Supplied data:
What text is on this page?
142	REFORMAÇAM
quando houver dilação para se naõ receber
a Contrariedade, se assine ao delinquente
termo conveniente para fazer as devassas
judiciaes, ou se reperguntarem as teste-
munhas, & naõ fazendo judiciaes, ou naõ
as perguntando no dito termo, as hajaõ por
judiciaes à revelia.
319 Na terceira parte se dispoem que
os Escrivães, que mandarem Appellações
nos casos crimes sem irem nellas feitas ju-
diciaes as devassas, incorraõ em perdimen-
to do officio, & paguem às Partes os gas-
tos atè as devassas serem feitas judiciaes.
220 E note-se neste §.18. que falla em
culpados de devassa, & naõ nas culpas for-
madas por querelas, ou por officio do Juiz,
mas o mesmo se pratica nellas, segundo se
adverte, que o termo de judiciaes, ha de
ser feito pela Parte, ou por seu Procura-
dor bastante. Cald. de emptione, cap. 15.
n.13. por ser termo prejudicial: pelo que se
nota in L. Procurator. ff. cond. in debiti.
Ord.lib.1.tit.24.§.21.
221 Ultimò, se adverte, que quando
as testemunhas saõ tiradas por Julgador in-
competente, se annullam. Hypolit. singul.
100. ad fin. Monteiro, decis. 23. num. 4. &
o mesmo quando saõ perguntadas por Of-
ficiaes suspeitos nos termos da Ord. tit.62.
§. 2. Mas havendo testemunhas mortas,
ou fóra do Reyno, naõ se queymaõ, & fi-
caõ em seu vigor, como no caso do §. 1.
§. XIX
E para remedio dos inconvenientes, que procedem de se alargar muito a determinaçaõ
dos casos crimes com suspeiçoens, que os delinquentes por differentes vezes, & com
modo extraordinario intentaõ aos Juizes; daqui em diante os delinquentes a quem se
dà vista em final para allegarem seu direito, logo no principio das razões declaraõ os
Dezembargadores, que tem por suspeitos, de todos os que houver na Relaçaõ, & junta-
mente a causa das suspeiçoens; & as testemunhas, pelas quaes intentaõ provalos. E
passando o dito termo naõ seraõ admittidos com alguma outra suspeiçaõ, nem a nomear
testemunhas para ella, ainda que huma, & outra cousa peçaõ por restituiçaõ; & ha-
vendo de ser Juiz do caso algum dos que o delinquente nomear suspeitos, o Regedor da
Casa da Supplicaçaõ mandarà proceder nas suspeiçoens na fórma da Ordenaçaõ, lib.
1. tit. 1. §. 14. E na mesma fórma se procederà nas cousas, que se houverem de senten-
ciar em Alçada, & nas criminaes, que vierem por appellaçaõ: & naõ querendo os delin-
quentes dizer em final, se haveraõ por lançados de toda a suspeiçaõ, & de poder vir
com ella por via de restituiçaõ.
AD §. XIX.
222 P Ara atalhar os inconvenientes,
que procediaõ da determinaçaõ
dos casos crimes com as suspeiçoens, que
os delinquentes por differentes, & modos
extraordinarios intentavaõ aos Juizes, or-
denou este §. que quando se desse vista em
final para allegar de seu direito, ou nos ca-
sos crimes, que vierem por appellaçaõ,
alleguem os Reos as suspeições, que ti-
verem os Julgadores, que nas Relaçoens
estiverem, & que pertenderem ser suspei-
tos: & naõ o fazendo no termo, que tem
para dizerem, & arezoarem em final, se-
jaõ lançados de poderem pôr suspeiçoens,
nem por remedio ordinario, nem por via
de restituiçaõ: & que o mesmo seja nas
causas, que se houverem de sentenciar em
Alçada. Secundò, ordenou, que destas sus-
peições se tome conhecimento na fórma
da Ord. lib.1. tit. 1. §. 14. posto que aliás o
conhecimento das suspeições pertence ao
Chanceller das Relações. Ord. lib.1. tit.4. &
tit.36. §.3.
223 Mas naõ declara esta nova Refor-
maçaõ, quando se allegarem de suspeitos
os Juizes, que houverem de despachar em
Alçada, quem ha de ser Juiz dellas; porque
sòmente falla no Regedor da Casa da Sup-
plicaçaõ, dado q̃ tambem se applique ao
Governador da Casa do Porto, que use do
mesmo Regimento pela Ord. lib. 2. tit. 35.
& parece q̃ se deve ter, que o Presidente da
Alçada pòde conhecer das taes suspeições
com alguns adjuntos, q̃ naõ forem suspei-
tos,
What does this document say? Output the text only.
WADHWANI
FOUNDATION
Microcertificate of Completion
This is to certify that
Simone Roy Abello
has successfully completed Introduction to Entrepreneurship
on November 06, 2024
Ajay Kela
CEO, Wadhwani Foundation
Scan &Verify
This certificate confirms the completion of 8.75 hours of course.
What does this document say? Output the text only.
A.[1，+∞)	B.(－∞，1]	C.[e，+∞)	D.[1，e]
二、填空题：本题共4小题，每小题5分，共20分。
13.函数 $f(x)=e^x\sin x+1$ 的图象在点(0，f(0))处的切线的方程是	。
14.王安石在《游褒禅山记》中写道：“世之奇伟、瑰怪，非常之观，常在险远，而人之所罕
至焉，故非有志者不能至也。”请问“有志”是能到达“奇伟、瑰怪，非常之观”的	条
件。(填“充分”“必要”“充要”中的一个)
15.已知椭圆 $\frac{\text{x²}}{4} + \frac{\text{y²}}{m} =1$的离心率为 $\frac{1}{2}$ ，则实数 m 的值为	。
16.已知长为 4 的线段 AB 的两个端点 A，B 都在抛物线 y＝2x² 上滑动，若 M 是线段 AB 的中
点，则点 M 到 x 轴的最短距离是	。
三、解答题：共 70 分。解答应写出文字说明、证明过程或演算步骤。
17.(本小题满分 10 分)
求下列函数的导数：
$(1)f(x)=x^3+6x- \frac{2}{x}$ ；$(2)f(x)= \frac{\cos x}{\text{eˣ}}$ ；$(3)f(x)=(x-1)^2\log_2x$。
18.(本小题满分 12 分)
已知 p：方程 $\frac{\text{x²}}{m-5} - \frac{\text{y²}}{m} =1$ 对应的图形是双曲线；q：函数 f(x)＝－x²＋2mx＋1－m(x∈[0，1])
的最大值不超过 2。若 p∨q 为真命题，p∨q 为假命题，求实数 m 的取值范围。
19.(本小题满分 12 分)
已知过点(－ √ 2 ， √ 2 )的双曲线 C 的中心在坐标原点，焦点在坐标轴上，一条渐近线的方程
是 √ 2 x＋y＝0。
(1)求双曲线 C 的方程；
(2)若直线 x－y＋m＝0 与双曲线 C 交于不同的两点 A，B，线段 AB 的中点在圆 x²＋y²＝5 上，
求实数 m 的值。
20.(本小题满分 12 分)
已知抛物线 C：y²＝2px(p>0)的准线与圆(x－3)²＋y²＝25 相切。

Task goal:
Scan the lines for the string "fazendo". Pick out every line that has it.

Final result:
munhas, & naõ fazendo judiciaes, ou naõ
tos: & naõ o fazendo no termo, que tem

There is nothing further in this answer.